● Data supplied:
-- Begin --
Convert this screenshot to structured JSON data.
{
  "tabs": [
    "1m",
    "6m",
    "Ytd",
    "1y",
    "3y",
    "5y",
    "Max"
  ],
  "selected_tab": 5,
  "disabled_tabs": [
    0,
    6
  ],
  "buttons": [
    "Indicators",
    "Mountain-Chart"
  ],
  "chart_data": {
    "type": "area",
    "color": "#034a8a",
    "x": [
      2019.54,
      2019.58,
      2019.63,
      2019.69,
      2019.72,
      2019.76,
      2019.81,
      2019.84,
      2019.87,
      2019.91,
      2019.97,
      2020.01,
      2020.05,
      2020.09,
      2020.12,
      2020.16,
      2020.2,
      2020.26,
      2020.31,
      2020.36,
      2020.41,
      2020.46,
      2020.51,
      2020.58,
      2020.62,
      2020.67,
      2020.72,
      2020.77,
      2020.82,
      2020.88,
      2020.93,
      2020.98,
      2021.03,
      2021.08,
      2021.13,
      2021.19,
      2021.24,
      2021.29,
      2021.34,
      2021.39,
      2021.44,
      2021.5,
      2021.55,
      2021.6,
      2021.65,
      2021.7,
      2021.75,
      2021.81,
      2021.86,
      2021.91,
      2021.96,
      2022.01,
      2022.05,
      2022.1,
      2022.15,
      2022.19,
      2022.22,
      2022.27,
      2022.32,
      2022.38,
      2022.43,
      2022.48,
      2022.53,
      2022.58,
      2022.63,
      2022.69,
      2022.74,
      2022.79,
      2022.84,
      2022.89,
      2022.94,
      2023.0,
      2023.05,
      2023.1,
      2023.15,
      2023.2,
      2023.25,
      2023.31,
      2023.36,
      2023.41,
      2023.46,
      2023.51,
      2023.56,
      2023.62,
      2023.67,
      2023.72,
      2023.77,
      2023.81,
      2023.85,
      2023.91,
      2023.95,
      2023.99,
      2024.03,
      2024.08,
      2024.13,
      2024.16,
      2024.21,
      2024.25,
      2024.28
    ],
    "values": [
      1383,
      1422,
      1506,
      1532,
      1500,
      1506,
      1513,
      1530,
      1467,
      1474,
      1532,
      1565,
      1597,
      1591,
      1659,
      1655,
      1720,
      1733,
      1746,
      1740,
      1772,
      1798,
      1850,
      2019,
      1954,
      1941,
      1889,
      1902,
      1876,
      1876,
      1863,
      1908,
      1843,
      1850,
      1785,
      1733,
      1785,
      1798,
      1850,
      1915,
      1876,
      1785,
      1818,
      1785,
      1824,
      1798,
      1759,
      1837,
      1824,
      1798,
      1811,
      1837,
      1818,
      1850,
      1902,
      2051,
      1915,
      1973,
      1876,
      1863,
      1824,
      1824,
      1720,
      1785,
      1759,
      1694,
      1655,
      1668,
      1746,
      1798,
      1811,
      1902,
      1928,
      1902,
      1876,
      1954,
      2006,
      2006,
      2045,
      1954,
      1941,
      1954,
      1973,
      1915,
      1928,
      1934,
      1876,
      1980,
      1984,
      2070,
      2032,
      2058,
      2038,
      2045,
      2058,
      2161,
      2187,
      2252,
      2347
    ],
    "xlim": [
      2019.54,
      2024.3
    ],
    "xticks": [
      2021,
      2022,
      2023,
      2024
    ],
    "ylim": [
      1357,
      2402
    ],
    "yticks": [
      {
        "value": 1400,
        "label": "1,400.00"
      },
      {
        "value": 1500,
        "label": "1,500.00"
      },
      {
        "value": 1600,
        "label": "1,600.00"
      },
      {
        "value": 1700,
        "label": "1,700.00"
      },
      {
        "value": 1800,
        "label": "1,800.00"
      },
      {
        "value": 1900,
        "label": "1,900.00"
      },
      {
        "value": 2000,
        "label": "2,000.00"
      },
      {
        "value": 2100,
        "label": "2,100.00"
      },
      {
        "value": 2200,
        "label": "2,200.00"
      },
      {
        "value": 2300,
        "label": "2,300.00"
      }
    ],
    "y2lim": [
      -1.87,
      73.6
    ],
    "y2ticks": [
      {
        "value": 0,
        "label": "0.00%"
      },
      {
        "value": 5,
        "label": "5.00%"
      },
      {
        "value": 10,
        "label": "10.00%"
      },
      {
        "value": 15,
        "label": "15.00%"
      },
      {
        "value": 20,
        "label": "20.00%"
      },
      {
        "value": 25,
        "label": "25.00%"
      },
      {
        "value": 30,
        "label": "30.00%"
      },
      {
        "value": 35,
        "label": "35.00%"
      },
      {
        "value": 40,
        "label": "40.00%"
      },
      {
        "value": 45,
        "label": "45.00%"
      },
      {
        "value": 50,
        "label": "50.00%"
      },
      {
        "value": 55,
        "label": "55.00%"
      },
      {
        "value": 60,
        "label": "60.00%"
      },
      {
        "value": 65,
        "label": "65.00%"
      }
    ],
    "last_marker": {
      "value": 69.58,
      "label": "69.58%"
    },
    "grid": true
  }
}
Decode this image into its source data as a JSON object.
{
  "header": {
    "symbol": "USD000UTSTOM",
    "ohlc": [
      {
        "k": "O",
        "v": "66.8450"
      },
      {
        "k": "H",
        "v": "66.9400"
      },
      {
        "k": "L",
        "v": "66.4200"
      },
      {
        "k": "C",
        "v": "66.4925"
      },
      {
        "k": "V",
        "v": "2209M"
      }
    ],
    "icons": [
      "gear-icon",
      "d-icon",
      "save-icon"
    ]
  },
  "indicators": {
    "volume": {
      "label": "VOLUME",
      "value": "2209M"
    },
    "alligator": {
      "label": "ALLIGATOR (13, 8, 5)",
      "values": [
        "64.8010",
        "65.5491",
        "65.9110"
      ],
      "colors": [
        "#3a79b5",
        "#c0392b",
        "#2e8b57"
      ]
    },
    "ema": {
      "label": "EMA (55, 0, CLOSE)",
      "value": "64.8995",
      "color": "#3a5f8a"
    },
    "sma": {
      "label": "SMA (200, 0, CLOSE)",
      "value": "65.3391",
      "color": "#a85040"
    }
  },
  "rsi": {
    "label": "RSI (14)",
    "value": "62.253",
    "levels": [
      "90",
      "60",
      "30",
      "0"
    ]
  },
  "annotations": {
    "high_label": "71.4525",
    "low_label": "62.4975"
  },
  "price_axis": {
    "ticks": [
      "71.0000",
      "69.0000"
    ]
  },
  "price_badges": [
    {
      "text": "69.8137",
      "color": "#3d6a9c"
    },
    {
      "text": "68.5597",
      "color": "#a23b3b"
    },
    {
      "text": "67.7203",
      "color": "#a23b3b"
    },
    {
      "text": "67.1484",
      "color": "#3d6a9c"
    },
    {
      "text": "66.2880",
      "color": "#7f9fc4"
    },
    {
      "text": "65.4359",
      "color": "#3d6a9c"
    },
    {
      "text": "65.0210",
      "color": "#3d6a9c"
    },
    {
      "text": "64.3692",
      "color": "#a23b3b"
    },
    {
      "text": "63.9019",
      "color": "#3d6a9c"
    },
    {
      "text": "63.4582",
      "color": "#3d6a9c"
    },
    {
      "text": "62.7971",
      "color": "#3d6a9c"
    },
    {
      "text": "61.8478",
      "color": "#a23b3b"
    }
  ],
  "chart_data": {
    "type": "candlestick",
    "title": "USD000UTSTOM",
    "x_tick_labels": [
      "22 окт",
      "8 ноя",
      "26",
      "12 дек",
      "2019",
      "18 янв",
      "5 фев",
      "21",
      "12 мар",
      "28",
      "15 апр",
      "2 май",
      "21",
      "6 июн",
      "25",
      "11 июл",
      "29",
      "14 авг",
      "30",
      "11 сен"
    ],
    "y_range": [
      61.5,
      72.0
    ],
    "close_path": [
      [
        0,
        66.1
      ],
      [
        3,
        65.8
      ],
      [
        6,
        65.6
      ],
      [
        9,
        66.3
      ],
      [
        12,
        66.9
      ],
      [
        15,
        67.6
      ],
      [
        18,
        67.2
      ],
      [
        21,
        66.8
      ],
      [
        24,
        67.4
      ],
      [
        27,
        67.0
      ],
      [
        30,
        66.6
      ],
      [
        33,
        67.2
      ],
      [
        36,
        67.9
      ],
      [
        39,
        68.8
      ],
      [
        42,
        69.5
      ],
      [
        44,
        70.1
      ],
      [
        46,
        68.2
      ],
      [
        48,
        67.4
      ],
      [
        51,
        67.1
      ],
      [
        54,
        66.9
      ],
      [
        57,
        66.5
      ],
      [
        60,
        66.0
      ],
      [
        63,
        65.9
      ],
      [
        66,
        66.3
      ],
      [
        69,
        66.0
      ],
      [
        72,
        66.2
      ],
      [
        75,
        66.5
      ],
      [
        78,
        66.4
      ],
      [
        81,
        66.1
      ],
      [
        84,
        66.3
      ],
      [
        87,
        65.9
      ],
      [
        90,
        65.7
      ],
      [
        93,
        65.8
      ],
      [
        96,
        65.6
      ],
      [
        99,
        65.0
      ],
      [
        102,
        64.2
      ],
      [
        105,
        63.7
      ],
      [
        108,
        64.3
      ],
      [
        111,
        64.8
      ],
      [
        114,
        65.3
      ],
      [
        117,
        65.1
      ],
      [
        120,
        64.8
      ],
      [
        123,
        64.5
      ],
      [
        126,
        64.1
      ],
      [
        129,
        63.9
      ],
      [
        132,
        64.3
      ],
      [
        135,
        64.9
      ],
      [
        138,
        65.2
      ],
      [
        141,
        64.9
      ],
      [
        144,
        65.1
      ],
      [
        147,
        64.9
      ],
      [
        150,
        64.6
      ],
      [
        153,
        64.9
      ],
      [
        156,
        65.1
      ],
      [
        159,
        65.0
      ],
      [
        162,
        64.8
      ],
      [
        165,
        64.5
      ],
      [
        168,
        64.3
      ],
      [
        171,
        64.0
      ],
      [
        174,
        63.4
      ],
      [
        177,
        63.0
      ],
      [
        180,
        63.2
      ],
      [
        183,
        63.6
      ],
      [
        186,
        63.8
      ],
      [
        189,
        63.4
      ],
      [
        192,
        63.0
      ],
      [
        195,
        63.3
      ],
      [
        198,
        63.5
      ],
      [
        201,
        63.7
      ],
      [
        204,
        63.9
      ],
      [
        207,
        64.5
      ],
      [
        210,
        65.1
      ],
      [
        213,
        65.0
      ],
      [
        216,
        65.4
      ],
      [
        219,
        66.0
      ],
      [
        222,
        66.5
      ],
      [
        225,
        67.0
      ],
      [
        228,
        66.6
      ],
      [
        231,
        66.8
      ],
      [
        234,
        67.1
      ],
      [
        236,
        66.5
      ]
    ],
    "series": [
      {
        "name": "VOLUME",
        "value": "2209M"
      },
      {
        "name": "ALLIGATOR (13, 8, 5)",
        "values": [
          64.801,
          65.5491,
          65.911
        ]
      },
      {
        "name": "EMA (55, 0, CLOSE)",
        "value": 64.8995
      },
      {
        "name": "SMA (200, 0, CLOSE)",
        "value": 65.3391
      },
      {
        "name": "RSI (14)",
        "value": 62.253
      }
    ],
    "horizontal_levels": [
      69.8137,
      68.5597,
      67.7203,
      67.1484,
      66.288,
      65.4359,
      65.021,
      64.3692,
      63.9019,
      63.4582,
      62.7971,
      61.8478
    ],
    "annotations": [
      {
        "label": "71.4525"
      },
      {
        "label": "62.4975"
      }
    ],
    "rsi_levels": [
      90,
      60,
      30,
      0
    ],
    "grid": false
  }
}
-- End --
● Instructions for the task: Across the preceding material, how many lines contain the word "JSON"? State the number alone.

● Response: 2